Figure content listings
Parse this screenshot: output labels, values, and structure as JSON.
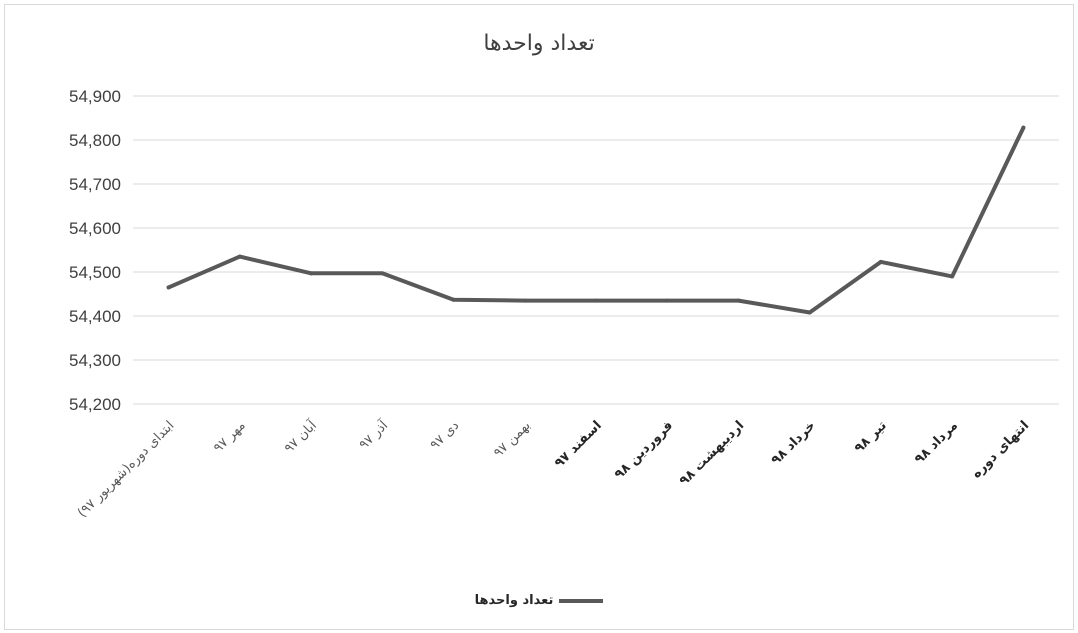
{
  "chart_data": {
    "type": "line",
    "title": "تعداد واحدها",
    "xlabel": "",
    "ylabel": "",
    "categories": [
      "ابتدای دوره(شهریور ۹۷)",
      "مهر ۹۷",
      "آبان ۹۷",
      "آذر ۹۷",
      "دی ۹۷",
      "بهمن ۹۷",
      "اسفند ۹۷",
      "فروردین ۹۸",
      "اردیبهشت ۹۸",
      "خرداد ۹۸",
      "تیر ۹۸",
      "مرداد ۹۸",
      "انتهای دوره"
    ],
    "series": [
      {
        "name": "تعداد واحدها",
        "values": [
          54465,
          54535,
          54497,
          54497,
          54437,
          54435,
          54435,
          54435,
          54435,
          54408,
          54523,
          54490,
          54828
        ]
      }
    ],
    "ylim": [
      54200,
      54900
    ],
    "yticks": [
      54200,
      54300,
      54400,
      54500,
      54600,
      54700,
      54800,
      54900
    ],
    "ytick_labels": [
      "54,200",
      "54,300",
      "54,400",
      "54,500",
      "54,600",
      "54,700",
      "54,800",
      "54,900"
    ],
    "bold_categories": [
      6,
      7,
      8,
      9,
      10,
      11,
      12
    ],
    "grid": true,
    "legend_position": "bottom",
    "line_color": "#595959",
    "grid_color": "#d9d9d9"
  }
}
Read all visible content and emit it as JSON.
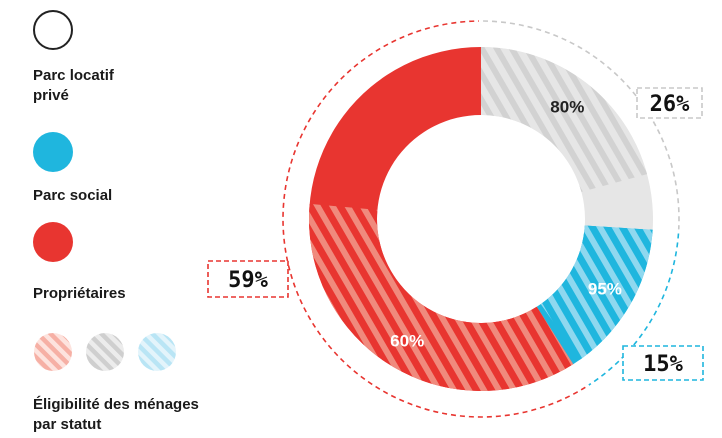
{
  "legend": {
    "items": [
      {
        "label": "Parc locatif privé",
        "label_lines": [
          "Parc locatif",
          "privé"
        ],
        "color": "#d9d9d9",
        "swatch_style": "outline"
      },
      {
        "label": "Parc social",
        "label_lines": [
          "Parc social"
        ],
        "color": "#1fb6de",
        "swatch_style": "filled"
      },
      {
        "label": "Propriétaires",
        "label_lines": [
          "Propriétaires"
        ],
        "color": "#e83530",
        "swatch_style": "filled"
      }
    ],
    "eligibility_label_lines": [
      "Éligibilité des ménages",
      "par statut"
    ]
  },
  "chart_data": {
    "type": "pie",
    "variant": "donut",
    "start": "top, clockwise",
    "categories": [
      "Parc locatif privé",
      "Parc social",
      "Propriétaires"
    ],
    "values": [
      26,
      15,
      59
    ],
    "value_labels": [
      "26%",
      "15%",
      "59%"
    ],
    "eligibility": [
      80,
      95,
      60
    ],
    "eligibility_labels": [
      "80%",
      "95%",
      "60%"
    ],
    "colors": [
      "#e6e6e6",
      "#1fb6de",
      "#e83530"
    ],
    "hatch_colors": [
      "#d2d2d2",
      "#8fd8ef",
      "#f08a7d"
    ],
    "callout_colors": [
      "#c8c8c8",
      "#1fb6de",
      "#e83530"
    ],
    "title": ""
  }
}
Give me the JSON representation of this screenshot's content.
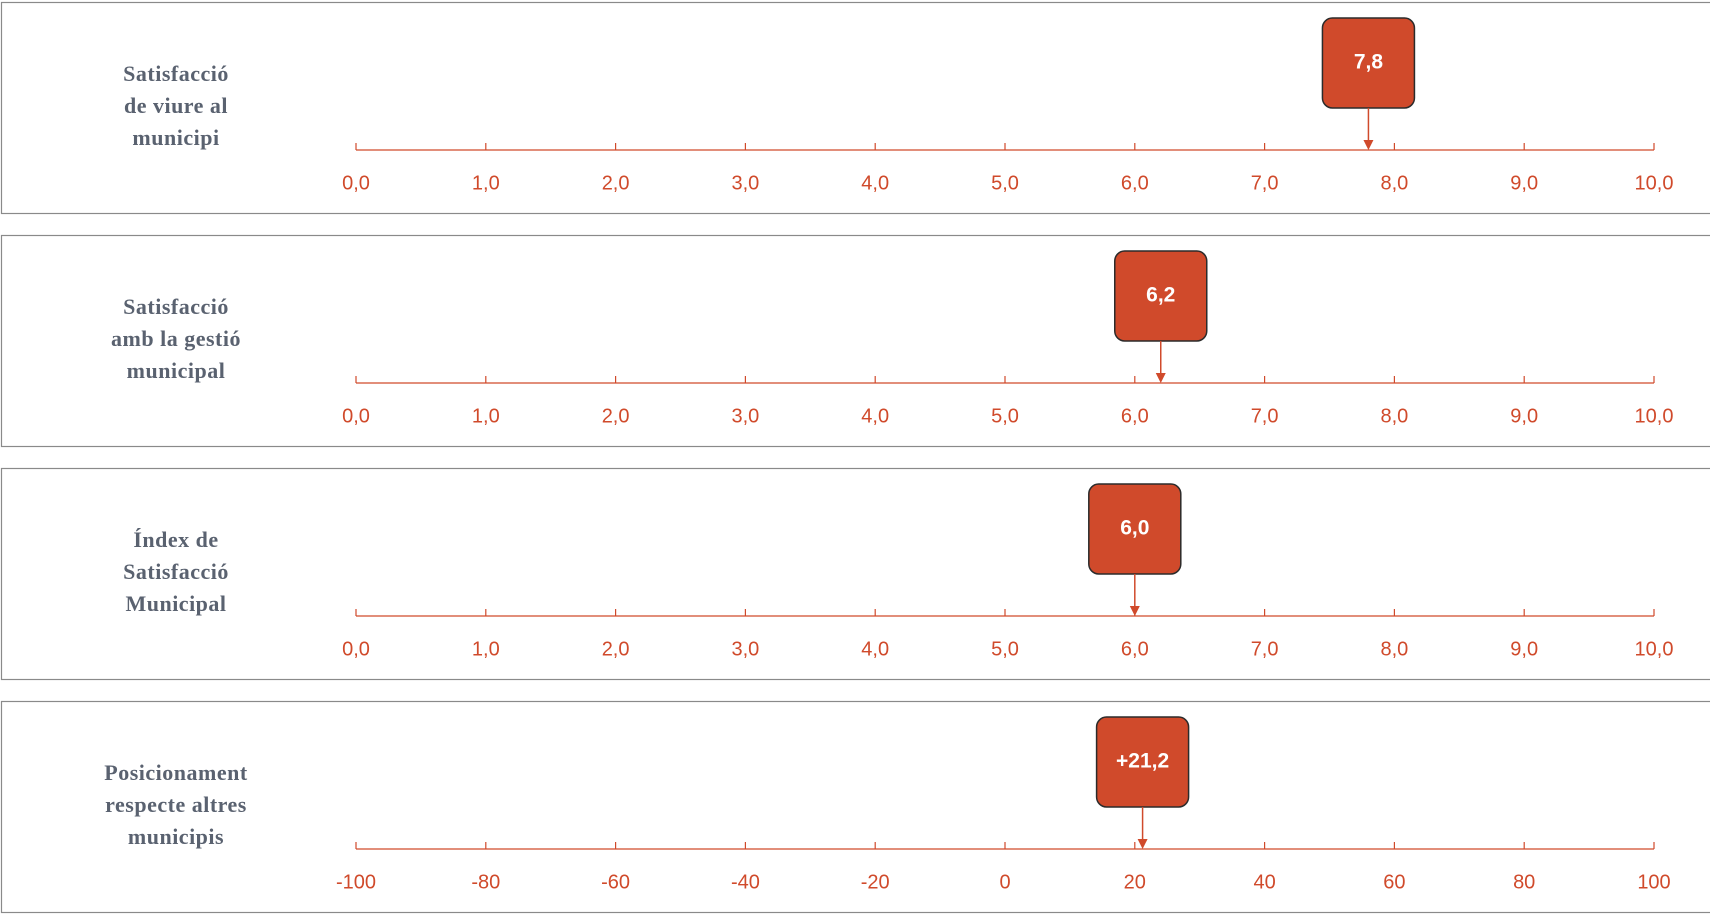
{
  "chart_data": [
    {
      "type": "marker",
      "title": [
        "Satisfacció",
        "de viure al",
        "municipi"
      ],
      "value": 7.8,
      "value_label": "7,8",
      "color": "#d04a2b",
      "xlim": [
        0,
        10
      ],
      "xticks": [
        {
          "value": 0,
          "label": "0,0"
        },
        {
          "value": 1,
          "label": "1,0"
        },
        {
          "value": 2,
          "label": "2,0"
        },
        {
          "value": 3,
          "label": "3,0"
        },
        {
          "value": 4,
          "label": "4,0"
        },
        {
          "value": 5,
          "label": "5,0"
        },
        {
          "value": 6,
          "label": "6,0"
        },
        {
          "value": 7,
          "label": "7,0"
        },
        {
          "value": 8,
          "label": "8,0"
        },
        {
          "value": 9,
          "label": "9,0"
        },
        {
          "value": 10,
          "label": "10,0"
        }
      ]
    },
    {
      "type": "marker",
      "title": [
        "Satisfacció",
        "amb la gestió",
        "municipal"
      ],
      "value": 6.2,
      "value_label": "6,2",
      "color": "#d04a2b",
      "xlim": [
        0,
        10
      ],
      "xticks": [
        {
          "value": 0,
          "label": "0,0"
        },
        {
          "value": 1,
          "label": "1,0"
        },
        {
          "value": 2,
          "label": "2,0"
        },
        {
          "value": 3,
          "label": "3,0"
        },
        {
          "value": 4,
          "label": "4,0"
        },
        {
          "value": 5,
          "label": "5,0"
        },
        {
          "value": 6,
          "label": "6,0"
        },
        {
          "value": 7,
          "label": "7,0"
        },
        {
          "value": 8,
          "label": "8,0"
        },
        {
          "value": 9,
          "label": "9,0"
        },
        {
          "value": 10,
          "label": "10,0"
        }
      ]
    },
    {
      "type": "marker",
      "title": [
        "Índex de",
        "Satisfacció",
        "Municipal"
      ],
      "value": 6.0,
      "value_label": "6,0",
      "color": "#d04a2b",
      "xlim": [
        0,
        10
      ],
      "xticks": [
        {
          "value": 0,
          "label": "0,0"
        },
        {
          "value": 1,
          "label": "1,0"
        },
        {
          "value": 2,
          "label": "2,0"
        },
        {
          "value": 3,
          "label": "3,0"
        },
        {
          "value": 4,
          "label": "4,0"
        },
        {
          "value": 5,
          "label": "5,0"
        },
        {
          "value": 6,
          "label": "6,0"
        },
        {
          "value": 7,
          "label": "7,0"
        },
        {
          "value": 8,
          "label": "8,0"
        },
        {
          "value": 9,
          "label": "9,0"
        },
        {
          "value": 10,
          "label": "10,0"
        }
      ]
    },
    {
      "type": "marker",
      "title": [
        "Posicionament",
        "respecte altres",
        "municipis"
      ],
      "value": 21.2,
      "value_label": "+21,2",
      "color": "#d04a2b",
      "xlim": [
        -100,
        100
      ],
      "xticks": [
        -100,
        -80,
        -60,
        -40,
        -20,
        0,
        20,
        40,
        60,
        80,
        100
      ]
    }
  ]
}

Problem description — In the entries above, find every line holding the word "privé" and copy it out.

Task result —
        "label": "Parc locatif privé",
          "privé"
      "Parc locatif privé",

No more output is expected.